Enunciado A: Vuelve a escribir la parte del texto sobre San Martín que empieza con "Difícilmente encontremos en" y sigue hasta "de todo aquello.".
Enunciado B: Según el texto sobre San Martín, ¿después de qué batalla lo condecoraron?
Enunciado C: Resume en tres oraciones el texto sobre San Martín.

====== Texto original ======

Difícilmente encontremos en estas palabras
la forma adecuada de profundizar sobre la figura del General don José de San
Martín. Definitivamente sería un intento fallido poder conmemorar en algunas
letras ese fuego sagrado que se encendía en el pecho de nuestro prócer y que
nos iluminaba con sus sueños de Independencia. Pero sería mucho más complejo
aún no hacernos eco de ese sueño y trasladarlo a nuestro presente. No solo para
que todos y todas nos unamos en una búsqueda sin fines, sino para que entendamos
que nuestra lucha es la continuidad de nuestros líderes más enérgicos.
Estas palabras comienzan con un abandono,
con un exilio y con una muerte. Estos párrafos no son sino entonces la
inmediata descripción de todo aquello.
José Francisco de San Martín, hijo del
militar español don Juan de San Martín y Gregoria Matorras, debió abandonar su
tierra natal para seguir a su padre rumbo a Cádiz, España, sin tener la mínima
noción de lo que el futuro le deparaba. Hacia 1789 fue cadete del ejército de
Murcia, combatiendo en lo sucesivo en el continente africano y en contiendas
que lo enfrentaron a Francia, Inglaterra y Portugal. Luego de la batalla de
Bailén fue condecorado por su participación, resistencia y abatimiento de las
tropas francesas de Napoleón I. Sin embargo, y a pesar de tan grande carrera
militar, su sueño estaba por comenzar. En este abandono irremediable de su
patria, San Martín logró vincularse a jóvenes americanos que compartían un
ideal de Independencia para las regiones de donde provenían. Allí radica quizás
el producto teórico y romántico de semejante genio.

====== Extracto de datos ======

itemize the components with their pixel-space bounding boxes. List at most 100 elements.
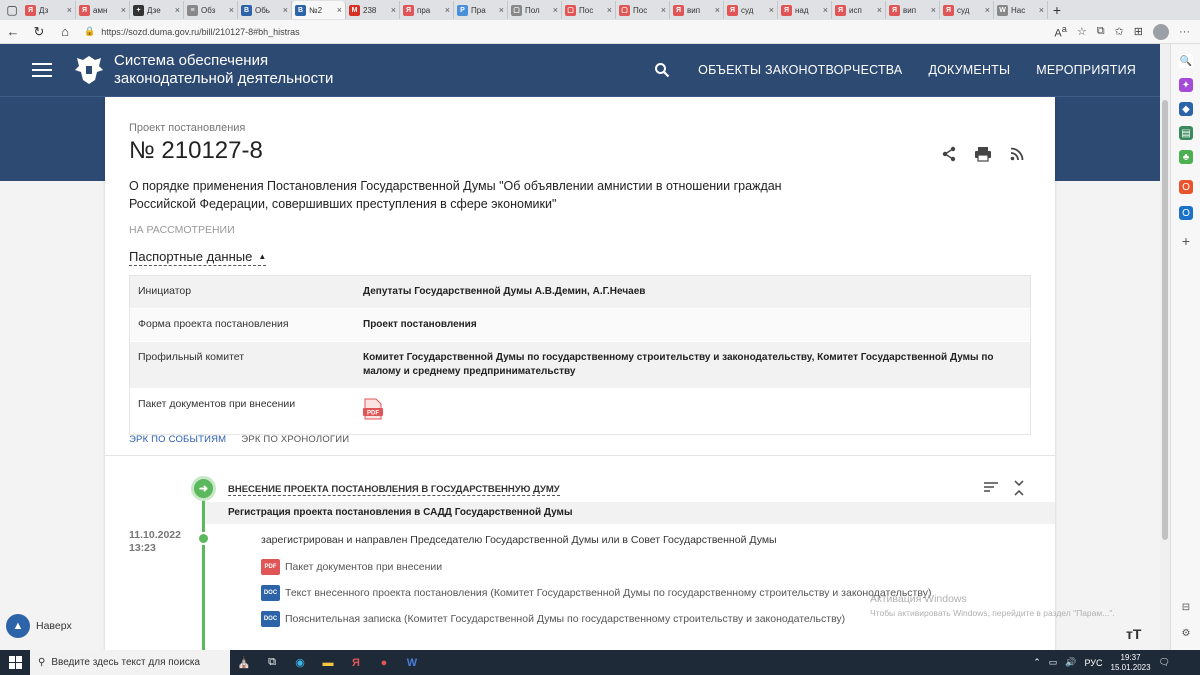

======

Respuesta esperada A:
Difícilmente encontremos en estas palabras
la forma adecuada de profundizar sobre la figura del General don José de San
Martín. Definitivamente sería un intento fallido poder conmemorar en algunas
letras ese fuego sagrado que se encendía en el pecho de nuestro prócer y que
nos iluminaba con sus sueños de Independencia. Pero sería mucho más complejo
aún no hacernos eco de ese sueño y trasladarlo a nuestro presente. No solo para
que todos y todas nos unamos en una búsqueda sin fines, sino para que entendamos
que nuestra lucha es la continuidad de nuestros líderes más enérgicos.
Estas palabras comienzan con un abandono,
con un exilio y con una muerte. Estos párrafos no son sino entonces la
inmediata descripción de todo aquello.

Respuesta esperada B: Después de la batalla de Bailén.

Respuesta esperada C: El texto admite que es difícil conmemorar con palabras el sueño de Independencia de San Martín y propone llevar ese sueño al presente, como continuidad de la lucha de los líderes. Cuenta que, siendo hijo de un militar español, dejó su tierra para seguir a su padre a Cádiz, fue cadete del ejército de Murcia hacia 1789, combatió en África y contra Francia, Inglaterra y Portugal, y fue condecorado tras la batalla de Bailén. Agrega que, lejos de su patria, se vinculó con jóvenes americanos que compartían el ideal de Independencia para sus regiones.